** DIRECTIONS FOR THIS TASK **
Your answer should be a single number: the count of lines containing "znajduje".

[Dataset items]
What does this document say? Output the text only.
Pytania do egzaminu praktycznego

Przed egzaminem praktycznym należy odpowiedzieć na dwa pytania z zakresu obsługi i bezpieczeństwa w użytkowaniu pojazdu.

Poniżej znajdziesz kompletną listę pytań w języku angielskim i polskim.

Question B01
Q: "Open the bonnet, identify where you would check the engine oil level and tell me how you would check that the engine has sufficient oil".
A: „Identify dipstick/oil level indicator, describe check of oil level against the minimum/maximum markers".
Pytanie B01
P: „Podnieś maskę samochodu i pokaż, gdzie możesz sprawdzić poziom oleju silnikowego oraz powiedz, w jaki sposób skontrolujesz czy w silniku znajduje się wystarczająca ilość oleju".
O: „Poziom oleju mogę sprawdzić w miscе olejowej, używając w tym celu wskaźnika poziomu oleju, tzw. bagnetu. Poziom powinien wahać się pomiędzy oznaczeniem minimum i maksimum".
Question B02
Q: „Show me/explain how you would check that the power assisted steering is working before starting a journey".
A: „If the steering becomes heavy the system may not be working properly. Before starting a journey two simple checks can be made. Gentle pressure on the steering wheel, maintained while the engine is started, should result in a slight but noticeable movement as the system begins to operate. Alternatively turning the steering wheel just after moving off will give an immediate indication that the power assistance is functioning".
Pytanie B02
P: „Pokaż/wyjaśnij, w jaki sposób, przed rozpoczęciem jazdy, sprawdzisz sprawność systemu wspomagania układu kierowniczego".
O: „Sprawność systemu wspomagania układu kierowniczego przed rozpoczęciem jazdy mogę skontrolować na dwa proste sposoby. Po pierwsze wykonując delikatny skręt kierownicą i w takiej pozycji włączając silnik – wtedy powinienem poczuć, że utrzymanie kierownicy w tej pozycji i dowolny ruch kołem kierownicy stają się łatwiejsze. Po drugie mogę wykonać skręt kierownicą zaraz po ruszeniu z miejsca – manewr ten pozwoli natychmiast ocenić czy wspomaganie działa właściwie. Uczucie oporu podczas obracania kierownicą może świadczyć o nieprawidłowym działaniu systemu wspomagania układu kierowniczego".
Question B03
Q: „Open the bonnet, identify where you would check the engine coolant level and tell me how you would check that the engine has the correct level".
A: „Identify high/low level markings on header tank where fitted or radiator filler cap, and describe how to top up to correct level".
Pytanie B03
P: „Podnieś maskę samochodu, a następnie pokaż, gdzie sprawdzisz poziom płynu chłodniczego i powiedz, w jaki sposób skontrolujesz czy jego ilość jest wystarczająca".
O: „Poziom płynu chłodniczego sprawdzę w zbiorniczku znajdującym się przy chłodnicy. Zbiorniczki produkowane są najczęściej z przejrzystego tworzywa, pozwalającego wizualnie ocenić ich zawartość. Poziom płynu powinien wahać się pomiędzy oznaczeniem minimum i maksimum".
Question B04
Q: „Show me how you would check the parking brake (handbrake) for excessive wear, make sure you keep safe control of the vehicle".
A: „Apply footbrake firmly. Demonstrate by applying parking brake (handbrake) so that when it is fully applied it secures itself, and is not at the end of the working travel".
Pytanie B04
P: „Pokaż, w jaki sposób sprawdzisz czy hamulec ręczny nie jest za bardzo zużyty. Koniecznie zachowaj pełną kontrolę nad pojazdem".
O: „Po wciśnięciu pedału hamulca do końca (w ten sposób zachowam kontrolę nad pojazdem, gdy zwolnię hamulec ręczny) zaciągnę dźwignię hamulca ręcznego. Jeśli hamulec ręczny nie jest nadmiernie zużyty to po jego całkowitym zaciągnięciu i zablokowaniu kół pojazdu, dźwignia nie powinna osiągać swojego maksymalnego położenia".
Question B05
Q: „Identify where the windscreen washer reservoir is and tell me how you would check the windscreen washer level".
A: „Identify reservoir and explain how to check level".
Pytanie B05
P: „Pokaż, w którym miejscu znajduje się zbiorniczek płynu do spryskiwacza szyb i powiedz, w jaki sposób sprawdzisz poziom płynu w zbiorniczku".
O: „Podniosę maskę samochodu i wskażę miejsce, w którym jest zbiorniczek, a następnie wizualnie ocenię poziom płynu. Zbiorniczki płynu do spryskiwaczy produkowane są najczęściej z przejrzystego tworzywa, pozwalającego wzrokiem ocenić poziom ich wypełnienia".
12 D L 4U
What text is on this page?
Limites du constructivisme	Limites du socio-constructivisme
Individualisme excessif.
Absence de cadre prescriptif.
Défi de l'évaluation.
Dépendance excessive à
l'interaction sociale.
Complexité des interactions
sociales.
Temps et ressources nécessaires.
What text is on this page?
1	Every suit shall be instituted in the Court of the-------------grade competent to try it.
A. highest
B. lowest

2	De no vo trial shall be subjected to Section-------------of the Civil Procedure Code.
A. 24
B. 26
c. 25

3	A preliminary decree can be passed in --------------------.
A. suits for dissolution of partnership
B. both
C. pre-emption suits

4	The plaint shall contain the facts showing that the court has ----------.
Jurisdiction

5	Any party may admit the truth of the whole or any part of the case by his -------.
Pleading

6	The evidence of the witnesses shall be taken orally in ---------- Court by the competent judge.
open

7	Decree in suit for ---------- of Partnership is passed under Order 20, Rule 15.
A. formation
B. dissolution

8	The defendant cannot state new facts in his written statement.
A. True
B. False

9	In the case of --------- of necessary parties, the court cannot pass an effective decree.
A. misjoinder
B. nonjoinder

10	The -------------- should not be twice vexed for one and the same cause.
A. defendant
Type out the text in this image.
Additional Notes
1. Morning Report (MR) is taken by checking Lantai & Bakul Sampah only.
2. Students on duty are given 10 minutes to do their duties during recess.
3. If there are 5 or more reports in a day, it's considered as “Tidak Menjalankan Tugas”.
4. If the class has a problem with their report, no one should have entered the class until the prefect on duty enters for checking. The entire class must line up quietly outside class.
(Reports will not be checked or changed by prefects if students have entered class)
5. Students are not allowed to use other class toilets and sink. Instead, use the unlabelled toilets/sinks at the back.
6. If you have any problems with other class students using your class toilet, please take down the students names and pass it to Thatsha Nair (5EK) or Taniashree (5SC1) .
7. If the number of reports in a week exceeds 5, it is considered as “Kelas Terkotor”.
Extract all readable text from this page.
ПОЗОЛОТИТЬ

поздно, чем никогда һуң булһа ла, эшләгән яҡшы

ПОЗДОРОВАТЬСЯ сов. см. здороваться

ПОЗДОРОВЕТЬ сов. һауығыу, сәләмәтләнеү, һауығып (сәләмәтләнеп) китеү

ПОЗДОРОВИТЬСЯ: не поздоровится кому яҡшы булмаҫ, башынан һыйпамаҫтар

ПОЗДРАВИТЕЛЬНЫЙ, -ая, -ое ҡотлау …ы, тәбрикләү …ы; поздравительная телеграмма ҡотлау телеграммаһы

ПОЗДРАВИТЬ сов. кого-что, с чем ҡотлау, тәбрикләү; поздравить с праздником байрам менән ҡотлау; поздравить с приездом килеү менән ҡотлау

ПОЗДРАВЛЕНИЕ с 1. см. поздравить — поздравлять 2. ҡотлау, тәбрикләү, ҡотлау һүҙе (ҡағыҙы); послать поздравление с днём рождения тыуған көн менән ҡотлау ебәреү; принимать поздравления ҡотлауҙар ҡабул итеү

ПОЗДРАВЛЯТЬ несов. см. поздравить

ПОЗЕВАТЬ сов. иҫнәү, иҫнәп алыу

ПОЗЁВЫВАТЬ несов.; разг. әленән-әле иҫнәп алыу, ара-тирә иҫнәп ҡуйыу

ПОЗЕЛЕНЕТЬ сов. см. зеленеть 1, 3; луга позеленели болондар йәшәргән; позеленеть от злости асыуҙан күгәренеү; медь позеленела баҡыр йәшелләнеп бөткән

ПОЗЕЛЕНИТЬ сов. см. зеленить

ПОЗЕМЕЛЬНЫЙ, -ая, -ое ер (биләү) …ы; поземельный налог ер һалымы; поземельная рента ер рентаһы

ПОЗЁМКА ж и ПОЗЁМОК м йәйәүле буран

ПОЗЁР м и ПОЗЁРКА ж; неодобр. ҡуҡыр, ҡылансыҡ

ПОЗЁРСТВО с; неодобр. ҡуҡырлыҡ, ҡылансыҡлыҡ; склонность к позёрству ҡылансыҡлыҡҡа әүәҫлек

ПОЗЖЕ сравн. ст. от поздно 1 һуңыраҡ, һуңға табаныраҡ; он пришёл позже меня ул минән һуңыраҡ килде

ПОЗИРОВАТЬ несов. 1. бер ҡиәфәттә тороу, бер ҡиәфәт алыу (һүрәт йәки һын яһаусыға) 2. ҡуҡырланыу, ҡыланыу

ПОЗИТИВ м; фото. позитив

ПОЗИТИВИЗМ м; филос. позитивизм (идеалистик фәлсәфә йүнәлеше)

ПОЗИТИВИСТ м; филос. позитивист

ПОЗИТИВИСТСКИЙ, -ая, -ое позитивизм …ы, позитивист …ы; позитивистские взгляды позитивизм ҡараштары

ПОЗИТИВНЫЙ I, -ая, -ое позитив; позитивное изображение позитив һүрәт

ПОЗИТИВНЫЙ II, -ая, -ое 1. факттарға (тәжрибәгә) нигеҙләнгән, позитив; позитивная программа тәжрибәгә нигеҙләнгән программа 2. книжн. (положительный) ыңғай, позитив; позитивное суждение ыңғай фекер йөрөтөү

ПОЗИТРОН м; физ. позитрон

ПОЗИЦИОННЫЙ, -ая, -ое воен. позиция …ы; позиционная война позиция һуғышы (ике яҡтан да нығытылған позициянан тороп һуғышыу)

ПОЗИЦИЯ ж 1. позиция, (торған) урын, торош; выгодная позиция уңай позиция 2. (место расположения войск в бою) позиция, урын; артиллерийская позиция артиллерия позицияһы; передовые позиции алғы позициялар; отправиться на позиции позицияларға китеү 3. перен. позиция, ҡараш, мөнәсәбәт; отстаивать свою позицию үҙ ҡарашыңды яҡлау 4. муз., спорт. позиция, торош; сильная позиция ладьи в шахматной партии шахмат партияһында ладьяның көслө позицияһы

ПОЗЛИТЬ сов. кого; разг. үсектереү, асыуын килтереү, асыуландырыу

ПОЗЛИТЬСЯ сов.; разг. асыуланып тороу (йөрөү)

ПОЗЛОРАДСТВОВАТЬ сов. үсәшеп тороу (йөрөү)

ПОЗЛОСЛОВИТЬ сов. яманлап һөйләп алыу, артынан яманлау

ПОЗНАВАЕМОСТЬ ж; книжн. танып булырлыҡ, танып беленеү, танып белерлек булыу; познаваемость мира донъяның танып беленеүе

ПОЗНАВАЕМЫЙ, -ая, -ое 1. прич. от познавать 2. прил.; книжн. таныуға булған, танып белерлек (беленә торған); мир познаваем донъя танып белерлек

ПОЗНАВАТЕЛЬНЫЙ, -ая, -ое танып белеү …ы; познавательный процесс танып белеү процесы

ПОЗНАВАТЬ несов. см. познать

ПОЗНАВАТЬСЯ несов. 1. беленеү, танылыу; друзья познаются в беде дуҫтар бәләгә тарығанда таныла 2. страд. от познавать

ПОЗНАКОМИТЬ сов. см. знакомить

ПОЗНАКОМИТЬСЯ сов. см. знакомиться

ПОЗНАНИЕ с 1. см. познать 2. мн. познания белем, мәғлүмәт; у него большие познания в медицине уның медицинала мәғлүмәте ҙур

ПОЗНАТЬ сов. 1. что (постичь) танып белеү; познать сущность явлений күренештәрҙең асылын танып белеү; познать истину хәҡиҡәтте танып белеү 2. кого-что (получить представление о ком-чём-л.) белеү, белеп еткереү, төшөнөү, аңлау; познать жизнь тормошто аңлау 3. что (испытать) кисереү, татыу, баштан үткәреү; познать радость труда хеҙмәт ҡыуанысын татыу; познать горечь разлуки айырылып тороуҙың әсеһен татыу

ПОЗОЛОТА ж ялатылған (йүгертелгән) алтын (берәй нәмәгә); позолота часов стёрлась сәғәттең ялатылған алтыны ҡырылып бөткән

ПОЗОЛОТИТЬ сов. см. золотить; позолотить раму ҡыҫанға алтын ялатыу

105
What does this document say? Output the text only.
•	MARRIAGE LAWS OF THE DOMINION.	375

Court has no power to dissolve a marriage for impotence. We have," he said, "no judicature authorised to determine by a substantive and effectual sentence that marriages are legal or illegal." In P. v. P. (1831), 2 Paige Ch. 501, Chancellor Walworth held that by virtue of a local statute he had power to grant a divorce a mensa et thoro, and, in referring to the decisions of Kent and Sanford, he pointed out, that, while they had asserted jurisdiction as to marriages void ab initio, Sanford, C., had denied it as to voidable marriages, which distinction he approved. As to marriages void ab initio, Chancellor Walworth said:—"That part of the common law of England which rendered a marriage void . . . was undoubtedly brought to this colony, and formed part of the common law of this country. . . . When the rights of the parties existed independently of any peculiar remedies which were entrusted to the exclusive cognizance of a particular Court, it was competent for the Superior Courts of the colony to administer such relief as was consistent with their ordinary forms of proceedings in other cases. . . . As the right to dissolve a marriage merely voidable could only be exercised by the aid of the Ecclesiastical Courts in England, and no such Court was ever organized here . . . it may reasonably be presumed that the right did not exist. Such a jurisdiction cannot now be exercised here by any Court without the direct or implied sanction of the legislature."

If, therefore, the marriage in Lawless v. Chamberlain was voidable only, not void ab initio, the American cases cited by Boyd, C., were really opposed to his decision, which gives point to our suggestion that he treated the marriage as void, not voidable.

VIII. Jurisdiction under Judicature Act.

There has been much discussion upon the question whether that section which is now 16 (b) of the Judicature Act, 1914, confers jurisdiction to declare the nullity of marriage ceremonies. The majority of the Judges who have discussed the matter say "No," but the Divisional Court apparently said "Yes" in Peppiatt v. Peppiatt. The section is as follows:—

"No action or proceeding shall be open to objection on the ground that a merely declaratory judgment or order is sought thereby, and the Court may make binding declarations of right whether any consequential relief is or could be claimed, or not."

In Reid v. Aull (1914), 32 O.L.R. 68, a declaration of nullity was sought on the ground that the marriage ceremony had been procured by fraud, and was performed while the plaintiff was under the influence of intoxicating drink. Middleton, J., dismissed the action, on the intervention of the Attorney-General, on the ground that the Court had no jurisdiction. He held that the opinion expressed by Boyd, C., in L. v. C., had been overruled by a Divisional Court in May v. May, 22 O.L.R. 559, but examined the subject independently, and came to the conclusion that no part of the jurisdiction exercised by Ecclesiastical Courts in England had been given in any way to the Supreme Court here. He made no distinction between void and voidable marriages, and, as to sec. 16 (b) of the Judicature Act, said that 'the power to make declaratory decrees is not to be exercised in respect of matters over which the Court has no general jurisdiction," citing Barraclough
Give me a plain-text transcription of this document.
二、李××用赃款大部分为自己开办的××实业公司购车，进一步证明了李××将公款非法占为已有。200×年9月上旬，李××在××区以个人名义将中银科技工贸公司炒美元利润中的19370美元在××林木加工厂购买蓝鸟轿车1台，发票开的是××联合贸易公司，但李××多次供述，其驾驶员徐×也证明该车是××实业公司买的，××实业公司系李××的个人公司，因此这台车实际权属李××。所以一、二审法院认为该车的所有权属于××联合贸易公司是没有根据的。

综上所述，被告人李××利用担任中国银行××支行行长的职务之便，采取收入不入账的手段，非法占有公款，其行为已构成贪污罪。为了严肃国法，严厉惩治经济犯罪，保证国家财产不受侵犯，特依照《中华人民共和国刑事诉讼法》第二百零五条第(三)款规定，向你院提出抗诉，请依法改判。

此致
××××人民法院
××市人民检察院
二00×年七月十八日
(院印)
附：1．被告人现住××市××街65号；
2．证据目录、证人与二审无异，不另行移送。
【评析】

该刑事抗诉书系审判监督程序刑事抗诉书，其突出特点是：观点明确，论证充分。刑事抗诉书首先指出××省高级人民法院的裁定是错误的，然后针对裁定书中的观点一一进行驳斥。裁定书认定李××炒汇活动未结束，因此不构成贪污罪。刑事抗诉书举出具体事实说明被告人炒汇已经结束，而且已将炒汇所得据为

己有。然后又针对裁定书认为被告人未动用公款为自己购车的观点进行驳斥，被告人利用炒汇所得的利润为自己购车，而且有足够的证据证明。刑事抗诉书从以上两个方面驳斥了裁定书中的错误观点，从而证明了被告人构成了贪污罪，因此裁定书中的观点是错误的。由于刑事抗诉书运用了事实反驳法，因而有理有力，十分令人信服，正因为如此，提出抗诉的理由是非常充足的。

** RESPONSE TO THIS TASK **
2